-- start of Records provided --

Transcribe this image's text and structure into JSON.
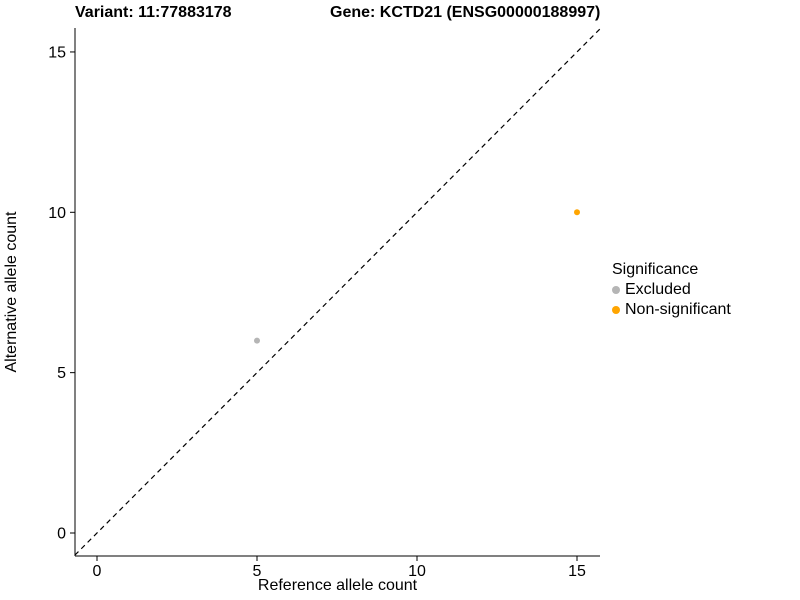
{
  "header": {
    "variant_title": "Variant: 11:77883178",
    "gene_title": "Gene: KCTD21 (ENSG00000188997)"
  },
  "chart_data": {
    "type": "scatter",
    "title_left": "Variant: 11:77883178",
    "title_right": "Gene: KCTD21 (ENSG00000188997)",
    "xlabel": "Reference allele count",
    "ylabel": "Alternative allele count",
    "xlim": [
      -0.69,
      15.72
    ],
    "ylim": [
      -0.69,
      15.72
    ],
    "xticks": [
      0,
      5,
      10,
      15
    ],
    "yticks": [
      0,
      5,
      10,
      15
    ],
    "grid": false,
    "identity_line": {
      "slope": 1,
      "intercept": 0,
      "style": "dashed",
      "color": "#000000"
    },
    "series": [
      {
        "name": "Excluded",
        "color": "#b5b5b5",
        "points": [
          [
            5,
            6
          ]
        ]
      },
      {
        "name": "Non-significant",
        "color": "#ffa500",
        "points": [
          [
            15,
            10
          ]
        ]
      }
    ],
    "legend": {
      "title": "Significance",
      "position": "right"
    }
  }
}
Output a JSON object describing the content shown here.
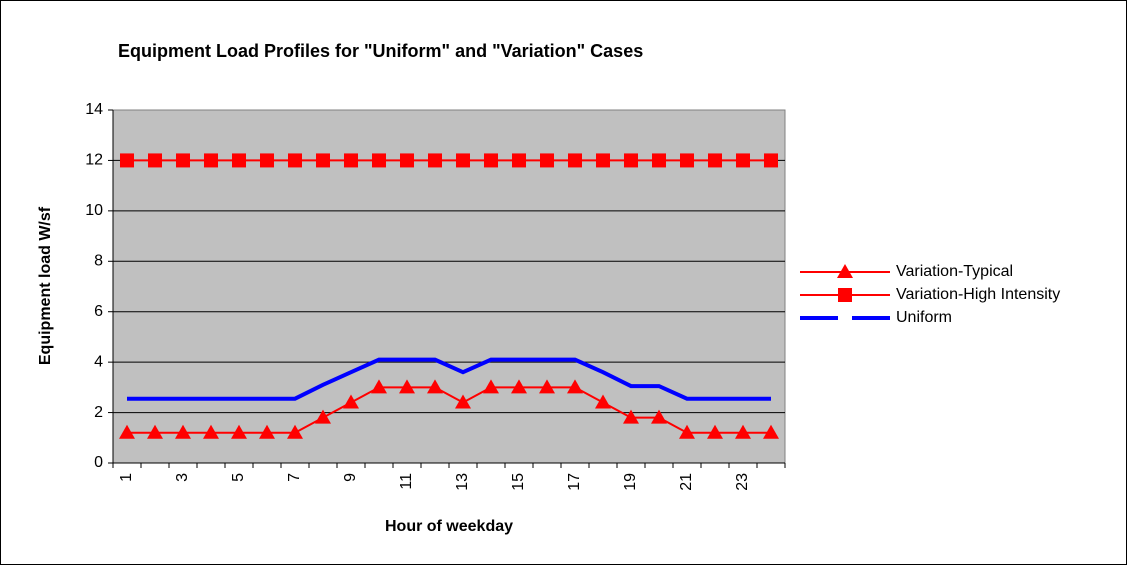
{
  "chart_data": {
    "type": "line",
    "title": "Equipment Load Profiles for \"Uniform\" and \"Variation\" Cases",
    "x_label": "Hour of weekday",
    "y_label": "Equipment load W/sf",
    "categories": [
      "1",
      null,
      "3",
      null,
      "5",
      null,
      "7",
      null,
      "9",
      null,
      "11",
      null,
      "13",
      null,
      "15",
      null,
      "17",
      null,
      "19",
      null,
      "21",
      null,
      "23",
      null
    ],
    "series": [
      {
        "name": "Variation-Typical",
        "color": "#ff0000",
        "marker": "triangle",
        "values": [
          1.2,
          1.2,
          1.2,
          1.2,
          1.2,
          1.2,
          1.2,
          1.8,
          2.4,
          3,
          3,
          3,
          2.4,
          3,
          3,
          3,
          3,
          2.4,
          1.8,
          1.8,
          1.2,
          1.2,
          1.2,
          1.2
        ]
      },
      {
        "name": "Variation-High Intensity",
        "color": "#ff0000",
        "marker": "square",
        "values": [
          12,
          12,
          12,
          12,
          12,
          12,
          12,
          12,
          12,
          12,
          12,
          12,
          12,
          12,
          12,
          12,
          12,
          12,
          12,
          12,
          12,
          12,
          12,
          12
        ]
      },
      {
        "name": "Uniform",
        "color": "#0000ff",
        "marker": "none",
        "values": [
          2.55,
          2.55,
          2.55,
          2.55,
          2.55,
          2.55,
          2.55,
          3.1,
          3.6,
          4.1,
          4.1,
          4.1,
          3.6,
          4.1,
          4.1,
          4.1,
          4.1,
          3.6,
          3.05,
          3.05,
          2.55,
          2.55,
          2.55,
          2.55
        ]
      }
    ],
    "ylim": [
      0,
      14
    ],
    "yticks": [
      0,
      2,
      4,
      6,
      8,
      10,
      12,
      14
    ],
    "grid": true,
    "legend": "right"
  }
}
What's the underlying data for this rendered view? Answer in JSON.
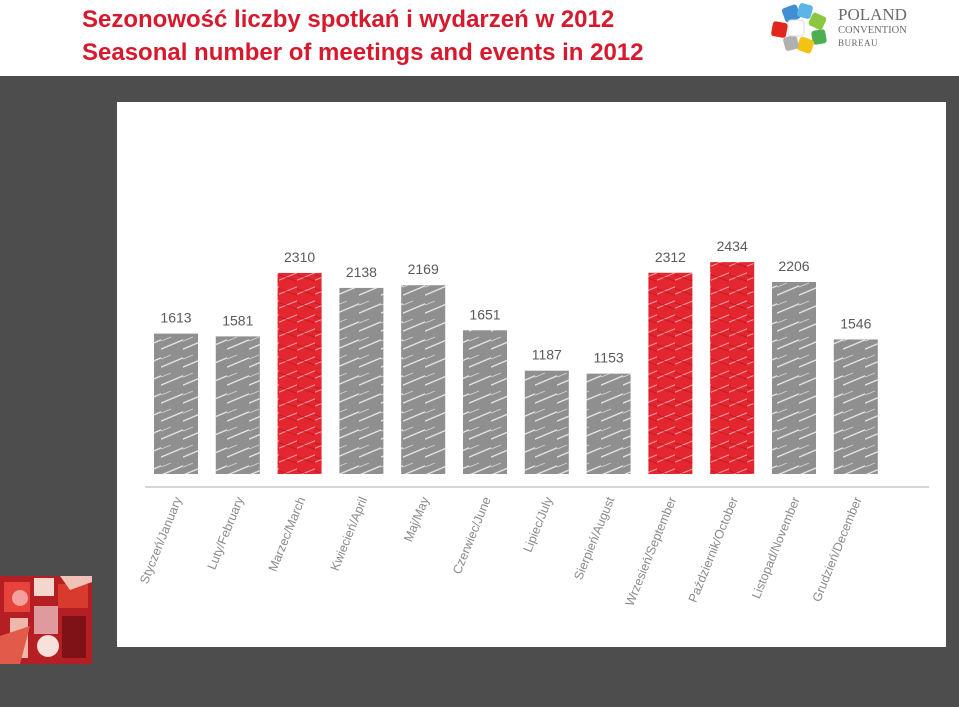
{
  "title": {
    "line_pl": "Sezonowość liczby spotkań i wydarzeń w 2012",
    "line_en": "Seasonal number of meetings and events in 2012"
  },
  "logo": {
    "line1": "POLAND",
    "line2": "CONVENTION",
    "line3": "BUREAU"
  },
  "colors": {
    "title": "#d7192d",
    "highlight_bar": "#e3262f",
    "regular_bar": "#8f8f8f",
    "background_panel": "#4d4d4d"
  },
  "chart_data": {
    "type": "bar",
    "title": "",
    "xlabel": "",
    "ylabel": "",
    "ylim": [
      0,
      2700
    ],
    "grid": false,
    "categories": [
      "Styczeń/January",
      "Luty/February",
      "Marzec/March",
      "Kwiecień/April",
      "Maj/May",
      "Czerwiec/June",
      "Lipiec/July",
      "Sierpień/August",
      "Wrzesień/September",
      "Październik/October",
      "Listopad/November",
      "Grudzień/December"
    ],
    "values": [
      1613,
      1581,
      2310,
      2138,
      2169,
      1651,
      1187,
      1153,
      2312,
      2434,
      2206,
      1546
    ],
    "highlighted": [
      false,
      false,
      true,
      false,
      false,
      false,
      false,
      false,
      true,
      true,
      false,
      false
    ]
  }
}
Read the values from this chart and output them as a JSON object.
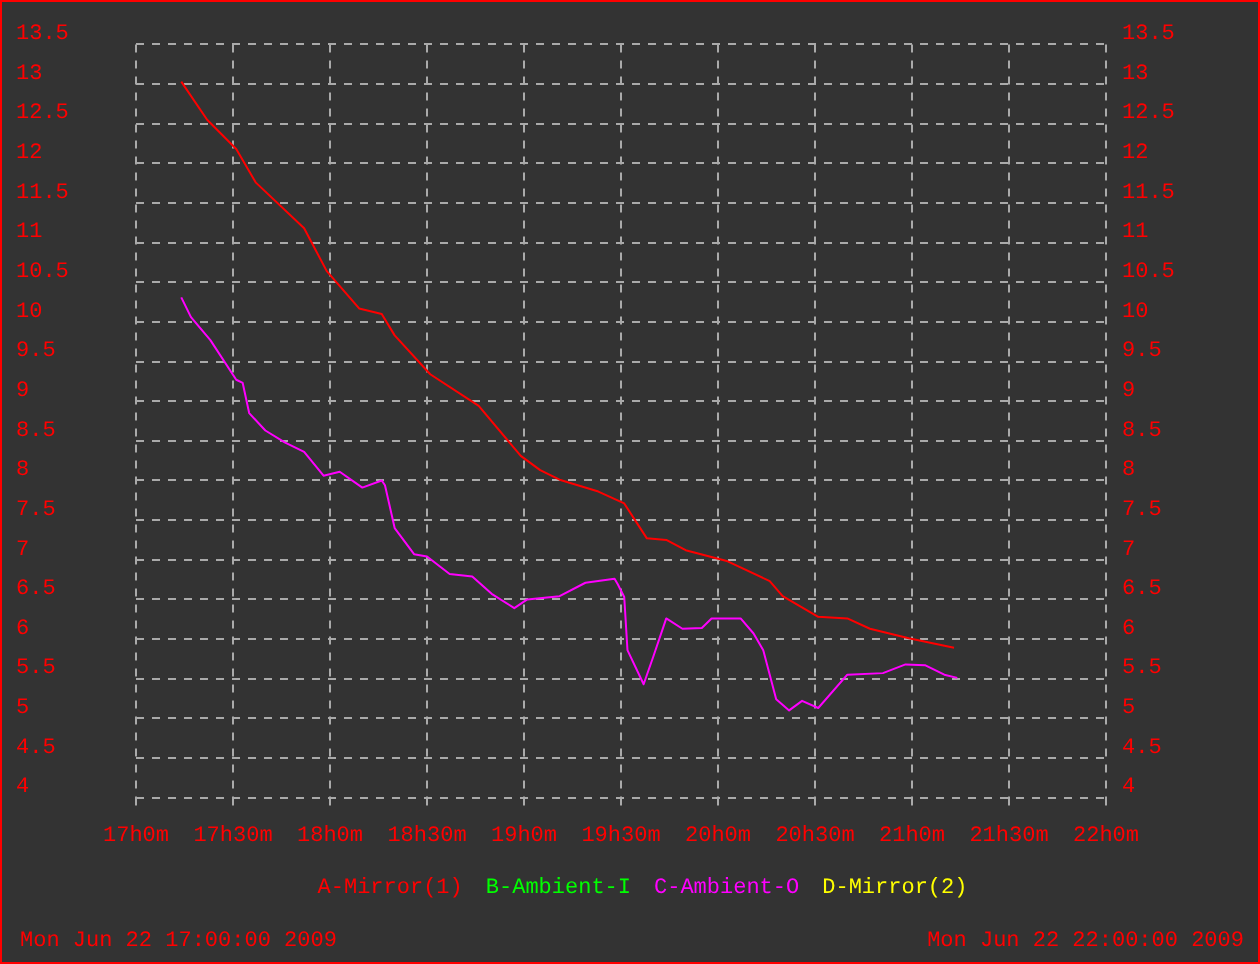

-- end of Records provided --

§ **Task objective**:
Search the data for the string "Equipment" and copy each line where it appears.

§ **Answer to the problem**:
    "title": "Equipment Load Profiles for \"Uniform\" and \"Variation\" Cases",
    "y_label": "Equipment load W/sf",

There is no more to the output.